_Your task_: Rewrite the data starting at the line that contains "Patent image size: (1271, 995)." and ending at the line that contains "The fixture 47 is at (563, 226).", replacing "anti-roll bar" with "stabilizer bar" and keeping everything else the same.

_Material provided_:
--- start ---
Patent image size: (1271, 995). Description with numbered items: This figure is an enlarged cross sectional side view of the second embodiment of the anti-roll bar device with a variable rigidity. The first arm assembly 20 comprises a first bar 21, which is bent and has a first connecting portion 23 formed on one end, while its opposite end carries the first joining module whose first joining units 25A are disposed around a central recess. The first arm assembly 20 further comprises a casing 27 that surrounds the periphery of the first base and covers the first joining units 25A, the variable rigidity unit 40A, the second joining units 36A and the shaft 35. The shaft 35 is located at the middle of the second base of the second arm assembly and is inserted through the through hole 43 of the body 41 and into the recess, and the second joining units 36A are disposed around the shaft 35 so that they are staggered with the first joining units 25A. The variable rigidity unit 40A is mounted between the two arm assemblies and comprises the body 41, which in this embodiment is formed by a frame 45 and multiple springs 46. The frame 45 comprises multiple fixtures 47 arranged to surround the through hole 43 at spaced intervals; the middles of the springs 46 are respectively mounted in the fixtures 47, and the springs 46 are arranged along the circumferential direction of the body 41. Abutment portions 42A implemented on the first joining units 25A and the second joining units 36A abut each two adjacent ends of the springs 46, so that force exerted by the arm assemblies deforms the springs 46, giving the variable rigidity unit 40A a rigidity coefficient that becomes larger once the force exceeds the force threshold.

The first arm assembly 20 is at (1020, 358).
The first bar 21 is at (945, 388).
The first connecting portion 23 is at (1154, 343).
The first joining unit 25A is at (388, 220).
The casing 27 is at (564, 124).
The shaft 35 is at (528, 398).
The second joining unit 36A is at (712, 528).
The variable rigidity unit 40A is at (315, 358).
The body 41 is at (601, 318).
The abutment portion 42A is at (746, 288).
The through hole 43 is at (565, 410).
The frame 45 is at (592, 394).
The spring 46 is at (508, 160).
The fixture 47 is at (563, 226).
--- end ---
--- start ---
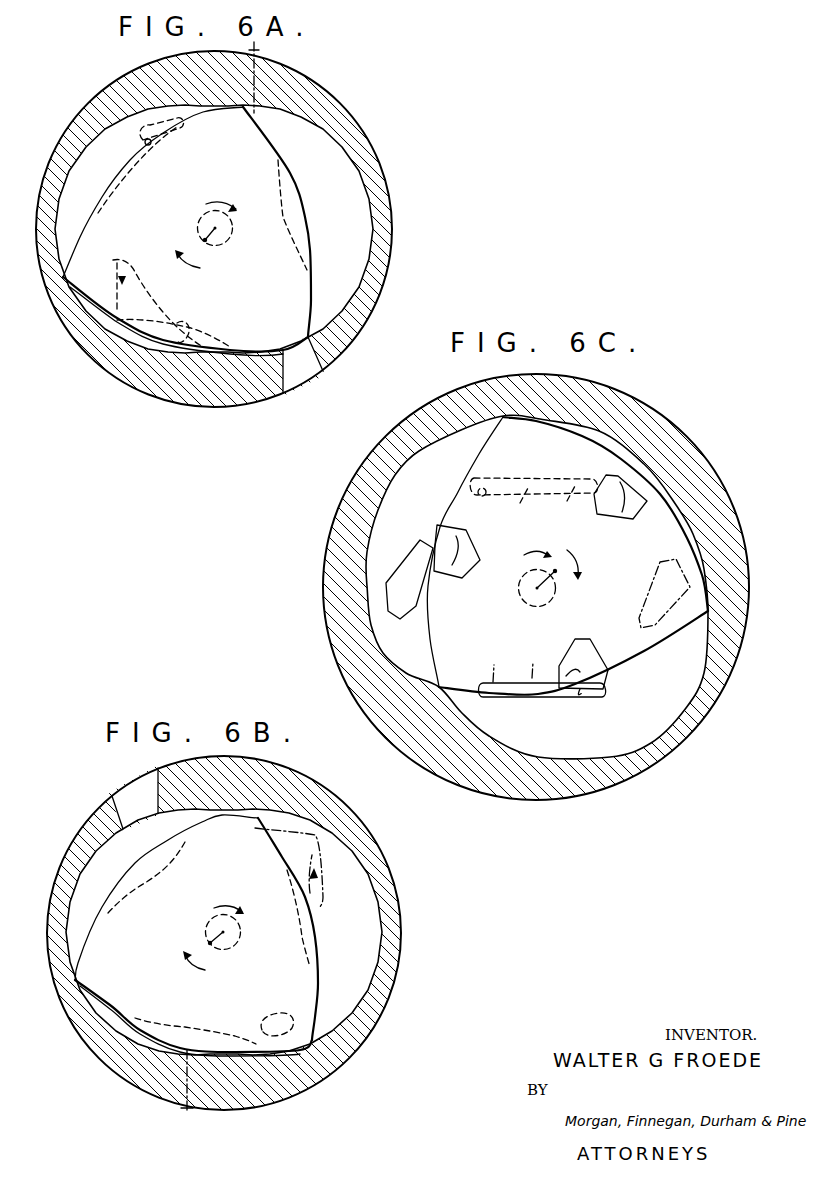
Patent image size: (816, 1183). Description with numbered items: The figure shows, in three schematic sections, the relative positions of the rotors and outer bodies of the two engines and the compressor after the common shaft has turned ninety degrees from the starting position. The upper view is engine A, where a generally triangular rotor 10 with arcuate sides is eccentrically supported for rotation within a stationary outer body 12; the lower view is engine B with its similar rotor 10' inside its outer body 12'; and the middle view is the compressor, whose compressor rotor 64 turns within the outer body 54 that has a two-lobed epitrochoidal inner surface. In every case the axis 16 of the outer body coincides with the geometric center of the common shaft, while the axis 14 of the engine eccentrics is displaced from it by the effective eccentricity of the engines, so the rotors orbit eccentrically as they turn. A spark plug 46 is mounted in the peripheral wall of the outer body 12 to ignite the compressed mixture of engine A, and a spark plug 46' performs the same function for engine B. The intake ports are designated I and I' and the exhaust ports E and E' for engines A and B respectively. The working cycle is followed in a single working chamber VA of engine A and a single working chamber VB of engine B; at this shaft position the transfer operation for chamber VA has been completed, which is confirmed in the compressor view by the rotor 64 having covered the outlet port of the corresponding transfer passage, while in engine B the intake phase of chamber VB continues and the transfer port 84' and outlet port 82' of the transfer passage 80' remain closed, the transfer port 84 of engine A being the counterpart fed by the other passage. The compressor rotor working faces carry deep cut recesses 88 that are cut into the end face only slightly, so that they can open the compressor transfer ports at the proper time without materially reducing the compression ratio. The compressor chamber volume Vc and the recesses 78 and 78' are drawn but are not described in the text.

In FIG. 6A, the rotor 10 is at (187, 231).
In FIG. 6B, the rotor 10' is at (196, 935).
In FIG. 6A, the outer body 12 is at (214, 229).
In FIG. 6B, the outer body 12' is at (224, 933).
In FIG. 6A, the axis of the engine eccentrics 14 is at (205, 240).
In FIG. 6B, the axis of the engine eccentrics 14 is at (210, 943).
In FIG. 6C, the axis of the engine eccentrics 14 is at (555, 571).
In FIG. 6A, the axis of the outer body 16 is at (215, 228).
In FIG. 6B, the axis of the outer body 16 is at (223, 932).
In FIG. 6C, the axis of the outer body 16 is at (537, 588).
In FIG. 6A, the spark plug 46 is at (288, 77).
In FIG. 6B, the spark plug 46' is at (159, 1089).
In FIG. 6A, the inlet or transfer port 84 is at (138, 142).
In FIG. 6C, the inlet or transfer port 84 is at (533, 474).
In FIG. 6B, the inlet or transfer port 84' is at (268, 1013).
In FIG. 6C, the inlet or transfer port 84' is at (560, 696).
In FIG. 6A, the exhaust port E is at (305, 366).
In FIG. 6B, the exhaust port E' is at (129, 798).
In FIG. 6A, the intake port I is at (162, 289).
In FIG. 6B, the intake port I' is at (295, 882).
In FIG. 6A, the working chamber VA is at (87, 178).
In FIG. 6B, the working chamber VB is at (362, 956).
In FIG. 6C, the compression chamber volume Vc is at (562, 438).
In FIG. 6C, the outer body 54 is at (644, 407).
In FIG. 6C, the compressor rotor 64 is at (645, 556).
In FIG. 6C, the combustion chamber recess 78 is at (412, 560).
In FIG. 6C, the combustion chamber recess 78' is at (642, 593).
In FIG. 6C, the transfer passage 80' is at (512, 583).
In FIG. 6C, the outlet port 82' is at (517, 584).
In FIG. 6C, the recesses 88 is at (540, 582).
--- end ---
_Written solution_:
Patent image size: (1271, 995). Description with numbered items: This figure is an enlarged cross sectional side view of the second embodiment of the stabilizer bar device with a variable rigidity. The first arm assembly 20 comprises a first bar 21, which is bent and has a first connecting portion 23 formed on one end, while its opposite end carries the first joining module whose first joining units 25A are disposed around a central recess. The first arm assembly 20 further comprises a casing 27 that surrounds the periphery of the first base and covers the first joining units 25A, the variable rigidity unit 40A, the second joining units 36A and the shaft 35. The shaft 35 is located at the middle of the second base of the second arm assembly and is inserted through the through hole 43 of the body 41 and into the recess, and the second joining units 36A are disposed around the shaft 35 so that they are staggered with the first joining units 25A. The variable rigidity unit 40A is mounted between the two arm assemblies and comprises the body 41, which in this embodiment is formed by a frame 45 and multiple springs 46. The frame 45 comprises multiple fixtures 47 arranged to surround the through hole 43 at spaced intervals; the middles of the springs 46 are respectively mounted in the fixtures 47, and the springs 46 are arranged along the circumferential direction of the body 41. Abutment portions 42A implemented on the first joining units 25A and the second joining units 36A abut each two adjacent ends of the springs 46, so that force exerted by the arm assemblies deforms the springs 46, giving the variable rigidity unit 40A a rigidity coefficient that becomes larger once the force exceeds the force threshold.

The first arm assembly 20 is at (1020, 358).
The first bar 21 is at (945, 388).
The first connecting portion 23 is at (1154, 343).
The first joining unit 25A is at (388, 220).
The casing 27 is at (564, 124).
The shaft 35 is at (528, 398).
The second joining unit 36A is at (712, 528).
The variable rigidity unit 40A is at (315, 358).
The body 41 is at (601, 318).
The abutment portion 42A is at (746, 288).
The through hole 43 is at (565, 410).
The frame 45 is at (592, 394).
The spring 46 is at (508, 160).
The fixture 47 is at (563, 226).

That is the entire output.